Stated task - Please swap every "bar" for "column" in the listing below, and return the listing with everything else unchanged.

════════════════════

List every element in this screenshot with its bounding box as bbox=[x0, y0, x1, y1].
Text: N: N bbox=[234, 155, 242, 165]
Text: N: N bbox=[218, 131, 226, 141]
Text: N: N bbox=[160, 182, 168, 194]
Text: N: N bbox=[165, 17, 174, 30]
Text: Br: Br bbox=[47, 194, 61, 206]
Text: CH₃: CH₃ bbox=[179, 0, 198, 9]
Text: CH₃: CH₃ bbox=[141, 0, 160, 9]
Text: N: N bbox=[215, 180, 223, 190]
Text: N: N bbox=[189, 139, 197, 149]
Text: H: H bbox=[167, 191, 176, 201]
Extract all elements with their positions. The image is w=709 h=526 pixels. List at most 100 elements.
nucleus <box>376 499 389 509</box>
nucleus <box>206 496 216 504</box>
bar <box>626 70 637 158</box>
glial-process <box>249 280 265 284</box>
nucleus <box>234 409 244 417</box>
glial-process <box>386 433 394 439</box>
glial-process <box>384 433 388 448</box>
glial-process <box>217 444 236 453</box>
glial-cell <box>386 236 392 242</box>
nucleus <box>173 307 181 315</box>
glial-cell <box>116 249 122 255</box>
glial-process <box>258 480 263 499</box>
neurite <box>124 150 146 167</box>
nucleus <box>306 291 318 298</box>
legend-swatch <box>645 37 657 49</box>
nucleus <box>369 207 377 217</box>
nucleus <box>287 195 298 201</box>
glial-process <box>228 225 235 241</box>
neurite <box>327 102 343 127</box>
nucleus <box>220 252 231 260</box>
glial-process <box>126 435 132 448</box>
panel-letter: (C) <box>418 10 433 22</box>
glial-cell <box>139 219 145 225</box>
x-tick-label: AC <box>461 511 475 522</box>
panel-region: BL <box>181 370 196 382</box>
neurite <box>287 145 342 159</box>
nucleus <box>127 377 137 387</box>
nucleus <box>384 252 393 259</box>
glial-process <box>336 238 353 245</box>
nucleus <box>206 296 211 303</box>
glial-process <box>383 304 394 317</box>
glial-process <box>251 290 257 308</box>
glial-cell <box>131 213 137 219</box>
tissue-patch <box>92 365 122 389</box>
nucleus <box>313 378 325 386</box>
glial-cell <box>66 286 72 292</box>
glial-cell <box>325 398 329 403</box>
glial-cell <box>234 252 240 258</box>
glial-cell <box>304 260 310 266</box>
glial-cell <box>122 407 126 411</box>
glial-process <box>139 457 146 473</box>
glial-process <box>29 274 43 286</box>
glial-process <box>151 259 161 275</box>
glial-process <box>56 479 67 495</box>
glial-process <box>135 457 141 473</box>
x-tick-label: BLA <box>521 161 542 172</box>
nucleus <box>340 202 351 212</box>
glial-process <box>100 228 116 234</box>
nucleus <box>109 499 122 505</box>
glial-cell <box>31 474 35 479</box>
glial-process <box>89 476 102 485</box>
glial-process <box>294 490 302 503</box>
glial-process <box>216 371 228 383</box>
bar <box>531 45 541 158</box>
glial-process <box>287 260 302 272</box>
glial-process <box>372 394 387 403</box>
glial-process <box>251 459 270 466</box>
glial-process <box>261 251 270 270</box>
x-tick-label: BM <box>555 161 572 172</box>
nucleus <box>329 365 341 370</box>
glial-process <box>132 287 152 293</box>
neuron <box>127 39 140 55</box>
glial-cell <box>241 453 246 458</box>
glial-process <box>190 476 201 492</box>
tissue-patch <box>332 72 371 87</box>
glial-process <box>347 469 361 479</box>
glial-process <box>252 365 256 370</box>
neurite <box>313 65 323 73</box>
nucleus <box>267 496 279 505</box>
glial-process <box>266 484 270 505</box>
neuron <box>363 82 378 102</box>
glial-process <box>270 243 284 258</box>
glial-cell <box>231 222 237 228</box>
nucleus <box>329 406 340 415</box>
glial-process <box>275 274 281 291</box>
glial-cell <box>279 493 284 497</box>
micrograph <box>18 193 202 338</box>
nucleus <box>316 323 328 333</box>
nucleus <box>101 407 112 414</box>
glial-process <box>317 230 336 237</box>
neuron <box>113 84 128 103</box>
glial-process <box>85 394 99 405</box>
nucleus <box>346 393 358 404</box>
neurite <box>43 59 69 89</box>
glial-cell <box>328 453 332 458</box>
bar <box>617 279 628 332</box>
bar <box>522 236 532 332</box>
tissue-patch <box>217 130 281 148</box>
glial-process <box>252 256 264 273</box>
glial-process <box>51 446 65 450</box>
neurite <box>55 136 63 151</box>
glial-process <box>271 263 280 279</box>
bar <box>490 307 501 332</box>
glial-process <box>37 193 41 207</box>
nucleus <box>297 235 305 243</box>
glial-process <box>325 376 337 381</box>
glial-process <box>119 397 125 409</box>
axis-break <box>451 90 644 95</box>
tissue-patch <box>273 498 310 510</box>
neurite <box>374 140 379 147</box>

════════════════════

In response -
List every element in this screenshot with its bounding box as bbox=[x0, y0, x1, y1].
Text: N: N bbox=[234, 155, 242, 165]
Text: N: N bbox=[218, 131, 226, 141]
Text: N: N bbox=[160, 182, 168, 194]
Text: N: N bbox=[165, 17, 174, 30]
Text: Br: Br bbox=[47, 194, 61, 206]
Text: CH₃: CH₃ bbox=[179, 0, 198, 9]
Text: CH₃: CH₃ bbox=[141, 0, 160, 9]
Text: N: N bbox=[215, 180, 223, 190]
Text: N: N bbox=[189, 139, 197, 149]
Text: H: H bbox=[167, 191, 176, 201]
Extract all elements with their positions. The image is w=709 h=526 pixels. List at most 100 elements.
nucleus <box>376 499 389 509</box>
nucleus <box>206 496 216 504</box>
column <box>626 70 637 158</box>
glial-process <box>249 280 265 284</box>
nucleus <box>234 409 244 417</box>
glial-process <box>386 433 394 439</box>
glial-process <box>384 433 388 448</box>
glial-process <box>217 444 236 453</box>
glial-cell <box>386 236 392 242</box>
nucleus <box>173 307 181 315</box>
glial-cell <box>116 249 122 255</box>
glial-process <box>258 480 263 499</box>
neurite <box>124 150 146 167</box>
nucleus <box>306 291 318 298</box>
legend-swatch <box>645 37 657 49</box>
nucleus <box>369 207 377 217</box>
nucleus <box>287 195 298 201</box>
glial-process <box>228 225 235 241</box>
neurite <box>327 102 343 127</box>
nucleus <box>220 252 231 260</box>
glial-process <box>126 435 132 448</box>
panel-letter: (C) <box>418 10 433 22</box>
glial-cell <box>139 219 145 225</box>
x-tick-label: AC <box>461 511 475 522</box>
panel-region: BL <box>181 370 196 382</box>
neurite <box>287 145 342 159</box>
nucleus <box>127 377 137 387</box>
nucleus <box>384 252 393 259</box>
glial-process <box>336 238 353 245</box>
nucleus <box>206 296 211 303</box>
glial-process <box>383 304 394 317</box>
glial-process <box>251 290 257 308</box>
glial-cell <box>131 213 137 219</box>
tissue-patch <box>92 365 122 389</box>
nucleus <box>313 378 325 386</box>
glial-cell <box>66 286 72 292</box>
glial-cell <box>325 398 329 403</box>
glial-cell <box>234 252 240 258</box>
glial-cell <box>304 260 310 266</box>
glial-cell <box>122 407 126 411</box>
glial-process <box>139 457 146 473</box>
glial-process <box>29 274 43 286</box>
glial-process <box>151 259 161 275</box>
glial-process <box>56 479 67 495</box>
glial-process <box>135 457 141 473</box>
x-tick-label: BLA <box>521 161 542 172</box>
nucleus <box>340 202 351 212</box>
glial-process <box>100 228 116 234</box>
nucleus <box>109 499 122 505</box>
glial-cell <box>31 474 35 479</box>
glial-process <box>89 476 102 485</box>
glial-process <box>294 490 302 503</box>
glial-process <box>216 371 228 383</box>
column <box>531 45 541 158</box>
glial-process <box>287 260 302 272</box>
glial-process <box>372 394 387 403</box>
glial-process <box>251 459 270 466</box>
glial-process <box>261 251 270 270</box>
x-tick-label: BM <box>555 161 572 172</box>
nucleus <box>329 365 341 370</box>
glial-process <box>132 287 152 293</box>
neuron <box>127 39 140 55</box>
glial-cell <box>241 453 246 458</box>
glial-process <box>190 476 201 492</box>
tissue-patch <box>332 72 371 87</box>
glial-process <box>347 469 361 479</box>
glial-process <box>252 365 256 370</box>
neurite <box>313 65 323 73</box>
nucleus <box>267 496 279 505</box>
glial-process <box>266 484 270 505</box>
neuron <box>363 82 378 102</box>
glial-process <box>270 243 284 258</box>
glial-cell <box>231 222 237 228</box>
nucleus <box>329 406 340 415</box>
glial-process <box>275 274 281 291</box>
glial-cell <box>279 493 284 497</box>
micrograph <box>18 193 202 338</box>
nucleus <box>316 323 328 333</box>
nucleus <box>101 407 112 414</box>
glial-process <box>317 230 336 237</box>
neuron <box>113 84 128 103</box>
glial-process <box>85 394 99 405</box>
nucleus <box>346 393 358 404</box>
neurite <box>43 59 69 89</box>
glial-cell <box>328 453 332 458</box>
column <box>617 279 628 332</box>
column <box>522 236 532 332</box>
tissue-patch <box>217 130 281 148</box>
glial-process <box>252 256 264 273</box>
glial-process <box>51 446 65 450</box>
neurite <box>55 136 63 151</box>
glial-process <box>271 263 280 279</box>
column <box>490 307 501 332</box>
glial-process <box>37 193 41 207</box>
nucleus <box>297 235 305 243</box>
glial-process <box>325 376 337 381</box>
glial-process <box>119 397 125 409</box>
axis-break <box>451 90 644 95</box>
tissue-patch <box>273 498 310 510</box>
neurite <box>374 140 379 147</box>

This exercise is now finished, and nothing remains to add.